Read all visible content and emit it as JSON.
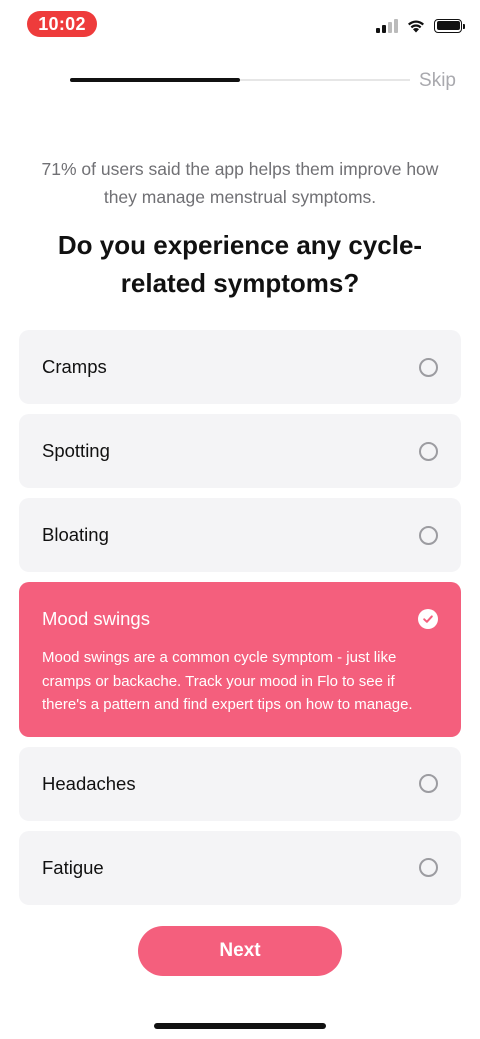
{
  "status_bar": {
    "time": "10:02",
    "battery_percent": 100
  },
  "header": {
    "progress_fraction": 0.5,
    "skip_label": "Skip"
  },
  "stat_text": "71% of users said the app helps them improve how they manage menstrual symptoms.",
  "question": "Do you experience any cycle-related symptoms?",
  "options": [
    {
      "label": "Cramps",
      "selected": false
    },
    {
      "label": "Spotting",
      "selected": false
    },
    {
      "label": "Bloating",
      "selected": false
    },
    {
      "label": "Mood swings",
      "selected": true,
      "description": "Mood swings are a common cycle symptom - just like cramps or backache. Track your mood in Flo to see if there's a pattern and find expert tips on how to manage."
    },
    {
      "label": "Headaches",
      "selected": false
    },
    {
      "label": "Fatigue",
      "selected": false
    }
  ],
  "next_label": "Next",
  "colors": {
    "accent": "#f45f7d",
    "time_pill": "#ee3b3b",
    "option_bg": "#f4f4f6"
  }
}
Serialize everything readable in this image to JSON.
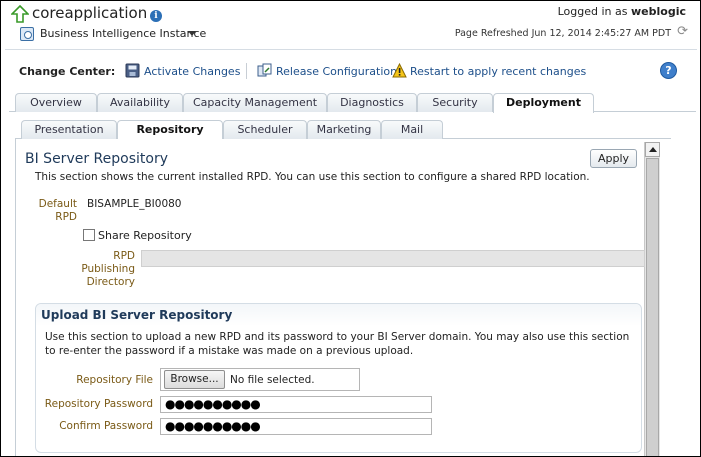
{
  "header": {
    "app_title": "coreapplication",
    "target_menu": "Business Intelligence Instance",
    "logged_in_prefix": "Logged in as",
    "logged_in_user": "weblogic",
    "page_refreshed": "Page Refreshed Jun 12, 2014 2:45:27 AM PDT"
  },
  "change_center": {
    "label": "Change Center:",
    "activate": "Activate Changes",
    "release": "Release Configuration",
    "restart": "Restart to apply recent changes"
  },
  "tabs": [
    {
      "label": "Overview",
      "selected": false
    },
    {
      "label": "Availability",
      "selected": false
    },
    {
      "label": "Capacity Management",
      "selected": false
    },
    {
      "label": "Diagnostics",
      "selected": false
    },
    {
      "label": "Security",
      "selected": false
    },
    {
      "label": "Deployment",
      "selected": true
    }
  ],
  "subtabs": [
    {
      "label": "Presentation",
      "selected": false
    },
    {
      "label": "Repository",
      "selected": true
    },
    {
      "label": "Scheduler",
      "selected": false
    },
    {
      "label": "Marketing",
      "selected": false
    },
    {
      "label": "Mail",
      "selected": false
    }
  ],
  "repository": {
    "title": "BI Server Repository",
    "apply": "Apply",
    "description": "This section shows the current installed RPD. You can use this section to configure a shared RPD location.",
    "default_rpd_label": "Default RPD",
    "default_rpd_value": "BISAMPLE_BI0080",
    "share_label": "Share Repository",
    "share_checked": false,
    "rpd_dir_label": "RPD Publishing Directory",
    "rpd_dir_value": ""
  },
  "upload": {
    "title": "Upload BI Server Repository",
    "description": "Use this section to upload a new RPD and its password to your BI Server domain. You may also use this section to re-enter the password if a mistake was made on a previous upload.",
    "repo_file_label": "Repository File",
    "browse": "Browse...",
    "file_status": "No file selected.",
    "password_label": "Repository Password",
    "password_value": "●●●●●●●●●●",
    "confirm_label": "Confirm Password",
    "confirm_value": "●●●●●●●●●●"
  },
  "colors": {
    "link": "#1d4f8a",
    "label": "#7a5a16",
    "heading": "#1f3a5a",
    "help": "#3f7fcb"
  }
}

■ **JOB**
From the entries above, pull out each line that includes "swings".

■ **RESULT OF THE TASK**
      "label": "Mood swings",
      "description": "Mood swings are a common cycle symptom - just like cramps or backache. Track your mood in Flo to see if there's a pattern and find expert tips on how to manage."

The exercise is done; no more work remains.